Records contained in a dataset
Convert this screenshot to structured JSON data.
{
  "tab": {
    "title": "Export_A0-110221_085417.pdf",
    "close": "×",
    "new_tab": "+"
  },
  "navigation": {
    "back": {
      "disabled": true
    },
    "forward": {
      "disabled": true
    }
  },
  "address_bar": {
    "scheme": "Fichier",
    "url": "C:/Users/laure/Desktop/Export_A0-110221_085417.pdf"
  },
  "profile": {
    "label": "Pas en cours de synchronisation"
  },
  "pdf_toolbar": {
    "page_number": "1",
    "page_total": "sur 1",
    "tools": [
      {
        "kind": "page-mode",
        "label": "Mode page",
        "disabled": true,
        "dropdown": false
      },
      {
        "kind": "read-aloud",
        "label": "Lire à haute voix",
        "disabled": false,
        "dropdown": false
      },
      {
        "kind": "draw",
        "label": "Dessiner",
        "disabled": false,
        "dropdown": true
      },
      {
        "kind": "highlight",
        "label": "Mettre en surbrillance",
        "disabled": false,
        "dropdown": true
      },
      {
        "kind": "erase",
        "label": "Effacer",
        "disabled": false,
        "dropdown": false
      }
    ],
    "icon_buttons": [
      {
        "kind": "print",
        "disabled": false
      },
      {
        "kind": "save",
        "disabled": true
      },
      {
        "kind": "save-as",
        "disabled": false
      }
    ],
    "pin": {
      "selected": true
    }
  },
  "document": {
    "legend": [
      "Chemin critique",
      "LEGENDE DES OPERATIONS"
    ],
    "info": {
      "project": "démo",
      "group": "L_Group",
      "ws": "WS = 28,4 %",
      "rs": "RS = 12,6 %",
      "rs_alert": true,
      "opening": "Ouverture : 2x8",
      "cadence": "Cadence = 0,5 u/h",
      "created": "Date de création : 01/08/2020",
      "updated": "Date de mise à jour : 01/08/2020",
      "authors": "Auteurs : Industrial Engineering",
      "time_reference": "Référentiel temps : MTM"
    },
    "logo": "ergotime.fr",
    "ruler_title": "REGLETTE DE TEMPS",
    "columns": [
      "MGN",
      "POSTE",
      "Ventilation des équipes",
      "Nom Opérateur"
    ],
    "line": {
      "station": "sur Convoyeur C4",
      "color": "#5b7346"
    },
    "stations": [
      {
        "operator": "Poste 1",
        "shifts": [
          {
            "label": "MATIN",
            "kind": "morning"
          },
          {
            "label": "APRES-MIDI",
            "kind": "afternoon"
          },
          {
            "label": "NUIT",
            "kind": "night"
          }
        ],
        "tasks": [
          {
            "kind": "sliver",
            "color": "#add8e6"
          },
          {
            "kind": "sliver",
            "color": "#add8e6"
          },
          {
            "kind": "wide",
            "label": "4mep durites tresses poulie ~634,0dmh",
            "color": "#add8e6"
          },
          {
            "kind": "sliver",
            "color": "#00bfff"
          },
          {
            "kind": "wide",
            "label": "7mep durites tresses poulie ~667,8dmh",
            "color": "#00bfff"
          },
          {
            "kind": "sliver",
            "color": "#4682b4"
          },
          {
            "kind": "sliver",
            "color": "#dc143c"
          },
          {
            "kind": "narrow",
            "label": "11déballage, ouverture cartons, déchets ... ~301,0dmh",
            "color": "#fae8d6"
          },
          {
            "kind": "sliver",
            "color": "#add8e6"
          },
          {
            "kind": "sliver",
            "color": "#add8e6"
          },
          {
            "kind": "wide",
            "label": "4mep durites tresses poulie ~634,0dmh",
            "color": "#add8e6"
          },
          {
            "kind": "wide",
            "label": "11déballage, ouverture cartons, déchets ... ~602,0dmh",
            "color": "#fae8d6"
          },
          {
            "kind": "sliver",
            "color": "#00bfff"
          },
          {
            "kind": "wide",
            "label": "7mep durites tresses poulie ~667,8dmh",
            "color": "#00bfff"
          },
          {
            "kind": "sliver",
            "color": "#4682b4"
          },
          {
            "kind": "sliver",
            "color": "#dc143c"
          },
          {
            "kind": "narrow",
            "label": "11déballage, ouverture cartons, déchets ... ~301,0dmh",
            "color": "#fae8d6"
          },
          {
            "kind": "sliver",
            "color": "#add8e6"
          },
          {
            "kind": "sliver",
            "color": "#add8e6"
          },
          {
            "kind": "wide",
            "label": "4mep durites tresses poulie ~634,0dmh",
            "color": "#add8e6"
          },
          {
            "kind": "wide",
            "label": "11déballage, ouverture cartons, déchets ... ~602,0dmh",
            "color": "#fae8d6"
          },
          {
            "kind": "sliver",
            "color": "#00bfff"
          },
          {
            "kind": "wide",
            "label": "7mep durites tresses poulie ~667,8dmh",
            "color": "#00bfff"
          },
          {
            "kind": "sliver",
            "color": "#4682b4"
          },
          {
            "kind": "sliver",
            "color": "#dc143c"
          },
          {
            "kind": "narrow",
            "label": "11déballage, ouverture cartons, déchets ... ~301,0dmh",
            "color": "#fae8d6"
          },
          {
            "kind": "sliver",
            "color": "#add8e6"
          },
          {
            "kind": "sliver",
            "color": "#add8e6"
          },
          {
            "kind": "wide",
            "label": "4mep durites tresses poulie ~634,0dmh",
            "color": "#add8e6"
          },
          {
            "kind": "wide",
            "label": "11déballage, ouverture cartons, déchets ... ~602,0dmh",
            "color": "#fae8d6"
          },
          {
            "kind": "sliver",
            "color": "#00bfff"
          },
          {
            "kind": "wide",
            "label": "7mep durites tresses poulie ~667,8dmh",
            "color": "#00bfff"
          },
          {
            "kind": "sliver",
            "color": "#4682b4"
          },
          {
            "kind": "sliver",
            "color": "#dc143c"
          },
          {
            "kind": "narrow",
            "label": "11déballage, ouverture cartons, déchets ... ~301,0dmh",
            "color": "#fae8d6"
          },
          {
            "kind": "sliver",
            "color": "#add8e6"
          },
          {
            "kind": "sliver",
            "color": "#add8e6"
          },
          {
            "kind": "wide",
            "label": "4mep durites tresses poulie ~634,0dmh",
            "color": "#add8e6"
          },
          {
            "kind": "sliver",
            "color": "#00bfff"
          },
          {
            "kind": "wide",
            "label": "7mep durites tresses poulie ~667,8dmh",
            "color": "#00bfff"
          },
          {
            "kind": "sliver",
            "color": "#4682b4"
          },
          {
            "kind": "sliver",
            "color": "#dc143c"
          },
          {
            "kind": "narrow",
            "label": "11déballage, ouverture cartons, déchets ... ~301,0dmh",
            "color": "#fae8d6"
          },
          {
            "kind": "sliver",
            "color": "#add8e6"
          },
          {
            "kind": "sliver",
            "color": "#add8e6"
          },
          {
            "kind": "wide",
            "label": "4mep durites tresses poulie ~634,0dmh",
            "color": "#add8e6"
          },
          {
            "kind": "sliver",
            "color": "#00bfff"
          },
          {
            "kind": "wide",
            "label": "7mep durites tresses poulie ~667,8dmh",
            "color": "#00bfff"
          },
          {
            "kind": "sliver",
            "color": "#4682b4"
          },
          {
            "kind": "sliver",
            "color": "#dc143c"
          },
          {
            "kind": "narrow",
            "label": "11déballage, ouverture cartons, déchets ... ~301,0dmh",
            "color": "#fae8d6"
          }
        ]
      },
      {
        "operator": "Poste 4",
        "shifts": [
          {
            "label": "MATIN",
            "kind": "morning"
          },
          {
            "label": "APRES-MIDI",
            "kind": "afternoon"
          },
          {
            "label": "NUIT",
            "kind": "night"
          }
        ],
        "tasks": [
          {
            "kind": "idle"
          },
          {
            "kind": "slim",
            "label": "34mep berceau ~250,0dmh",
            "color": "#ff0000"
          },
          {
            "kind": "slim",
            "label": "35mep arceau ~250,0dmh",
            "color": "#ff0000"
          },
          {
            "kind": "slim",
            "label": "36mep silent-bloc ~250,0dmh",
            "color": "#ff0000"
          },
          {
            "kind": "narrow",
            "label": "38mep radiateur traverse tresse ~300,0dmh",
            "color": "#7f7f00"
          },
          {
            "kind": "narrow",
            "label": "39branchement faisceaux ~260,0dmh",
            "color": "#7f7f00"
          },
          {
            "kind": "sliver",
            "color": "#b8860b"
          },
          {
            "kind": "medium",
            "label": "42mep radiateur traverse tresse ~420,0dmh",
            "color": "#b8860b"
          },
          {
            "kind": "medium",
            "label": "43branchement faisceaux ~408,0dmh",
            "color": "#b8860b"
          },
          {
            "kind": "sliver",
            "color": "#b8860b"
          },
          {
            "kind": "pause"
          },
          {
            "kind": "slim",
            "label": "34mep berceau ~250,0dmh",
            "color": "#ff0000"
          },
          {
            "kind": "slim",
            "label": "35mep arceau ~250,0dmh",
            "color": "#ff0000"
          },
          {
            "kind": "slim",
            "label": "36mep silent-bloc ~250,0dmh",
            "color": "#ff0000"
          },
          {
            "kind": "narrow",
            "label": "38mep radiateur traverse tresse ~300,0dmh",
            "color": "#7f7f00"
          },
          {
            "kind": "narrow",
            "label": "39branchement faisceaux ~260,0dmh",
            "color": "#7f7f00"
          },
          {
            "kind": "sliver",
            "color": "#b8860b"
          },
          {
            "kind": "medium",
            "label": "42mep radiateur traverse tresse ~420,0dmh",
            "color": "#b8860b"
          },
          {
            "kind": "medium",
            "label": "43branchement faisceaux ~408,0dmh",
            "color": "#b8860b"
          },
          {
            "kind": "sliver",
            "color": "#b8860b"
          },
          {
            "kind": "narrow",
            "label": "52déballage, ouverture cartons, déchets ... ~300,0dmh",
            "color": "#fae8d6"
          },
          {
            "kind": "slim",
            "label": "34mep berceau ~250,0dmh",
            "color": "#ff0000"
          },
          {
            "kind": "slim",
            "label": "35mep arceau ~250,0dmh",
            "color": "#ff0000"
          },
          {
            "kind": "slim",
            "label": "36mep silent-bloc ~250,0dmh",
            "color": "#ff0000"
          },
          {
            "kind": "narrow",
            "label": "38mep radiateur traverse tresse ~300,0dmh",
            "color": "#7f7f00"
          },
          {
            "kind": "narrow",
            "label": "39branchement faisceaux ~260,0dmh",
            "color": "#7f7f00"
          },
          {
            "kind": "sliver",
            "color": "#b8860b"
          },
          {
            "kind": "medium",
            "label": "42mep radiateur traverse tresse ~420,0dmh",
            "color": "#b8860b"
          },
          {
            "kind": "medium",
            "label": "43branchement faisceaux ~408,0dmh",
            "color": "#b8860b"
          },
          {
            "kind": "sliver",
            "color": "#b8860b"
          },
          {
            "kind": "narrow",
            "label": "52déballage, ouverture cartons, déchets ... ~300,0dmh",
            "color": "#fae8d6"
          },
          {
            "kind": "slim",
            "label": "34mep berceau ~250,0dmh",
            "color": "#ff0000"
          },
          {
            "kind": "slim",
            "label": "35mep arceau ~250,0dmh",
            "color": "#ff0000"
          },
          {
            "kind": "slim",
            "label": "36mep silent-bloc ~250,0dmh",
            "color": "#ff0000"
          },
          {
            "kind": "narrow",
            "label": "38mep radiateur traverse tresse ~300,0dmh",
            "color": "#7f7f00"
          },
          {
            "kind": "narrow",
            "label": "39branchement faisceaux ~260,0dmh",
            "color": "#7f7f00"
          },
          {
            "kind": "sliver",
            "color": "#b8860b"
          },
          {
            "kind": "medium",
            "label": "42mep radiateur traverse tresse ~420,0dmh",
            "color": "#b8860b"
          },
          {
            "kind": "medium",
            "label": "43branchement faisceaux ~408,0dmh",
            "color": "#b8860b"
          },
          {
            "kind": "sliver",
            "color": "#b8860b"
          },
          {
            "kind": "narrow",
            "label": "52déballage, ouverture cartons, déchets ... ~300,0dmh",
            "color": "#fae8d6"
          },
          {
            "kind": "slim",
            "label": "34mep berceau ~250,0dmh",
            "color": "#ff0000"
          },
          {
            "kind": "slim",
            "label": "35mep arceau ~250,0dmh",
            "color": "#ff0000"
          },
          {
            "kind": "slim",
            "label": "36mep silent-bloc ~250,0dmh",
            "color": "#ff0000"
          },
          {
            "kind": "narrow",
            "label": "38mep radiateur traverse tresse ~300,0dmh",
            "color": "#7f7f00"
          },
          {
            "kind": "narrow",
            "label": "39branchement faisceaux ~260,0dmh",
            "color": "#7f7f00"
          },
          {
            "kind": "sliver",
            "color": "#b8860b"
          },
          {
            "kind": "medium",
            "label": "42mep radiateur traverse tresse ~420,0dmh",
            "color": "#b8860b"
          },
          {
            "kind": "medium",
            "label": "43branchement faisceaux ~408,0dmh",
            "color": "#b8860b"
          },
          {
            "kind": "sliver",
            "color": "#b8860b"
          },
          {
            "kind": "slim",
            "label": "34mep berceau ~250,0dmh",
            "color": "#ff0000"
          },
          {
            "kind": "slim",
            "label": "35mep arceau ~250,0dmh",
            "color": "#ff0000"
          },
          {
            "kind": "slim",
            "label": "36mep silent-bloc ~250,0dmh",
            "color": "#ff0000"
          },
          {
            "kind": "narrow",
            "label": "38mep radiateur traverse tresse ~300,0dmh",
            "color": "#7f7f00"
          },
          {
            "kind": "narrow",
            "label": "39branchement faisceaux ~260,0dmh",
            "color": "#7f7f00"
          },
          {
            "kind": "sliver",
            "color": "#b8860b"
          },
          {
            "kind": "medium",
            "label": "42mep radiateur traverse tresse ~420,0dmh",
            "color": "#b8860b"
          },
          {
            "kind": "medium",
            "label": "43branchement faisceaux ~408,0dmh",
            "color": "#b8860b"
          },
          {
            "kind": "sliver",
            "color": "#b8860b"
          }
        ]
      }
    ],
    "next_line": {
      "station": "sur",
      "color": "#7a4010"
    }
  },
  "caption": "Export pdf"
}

AIM OF THE EXERCISE
Give only the number of lines in the data that hold the string "true".

RESULT FOR THIS TASK
8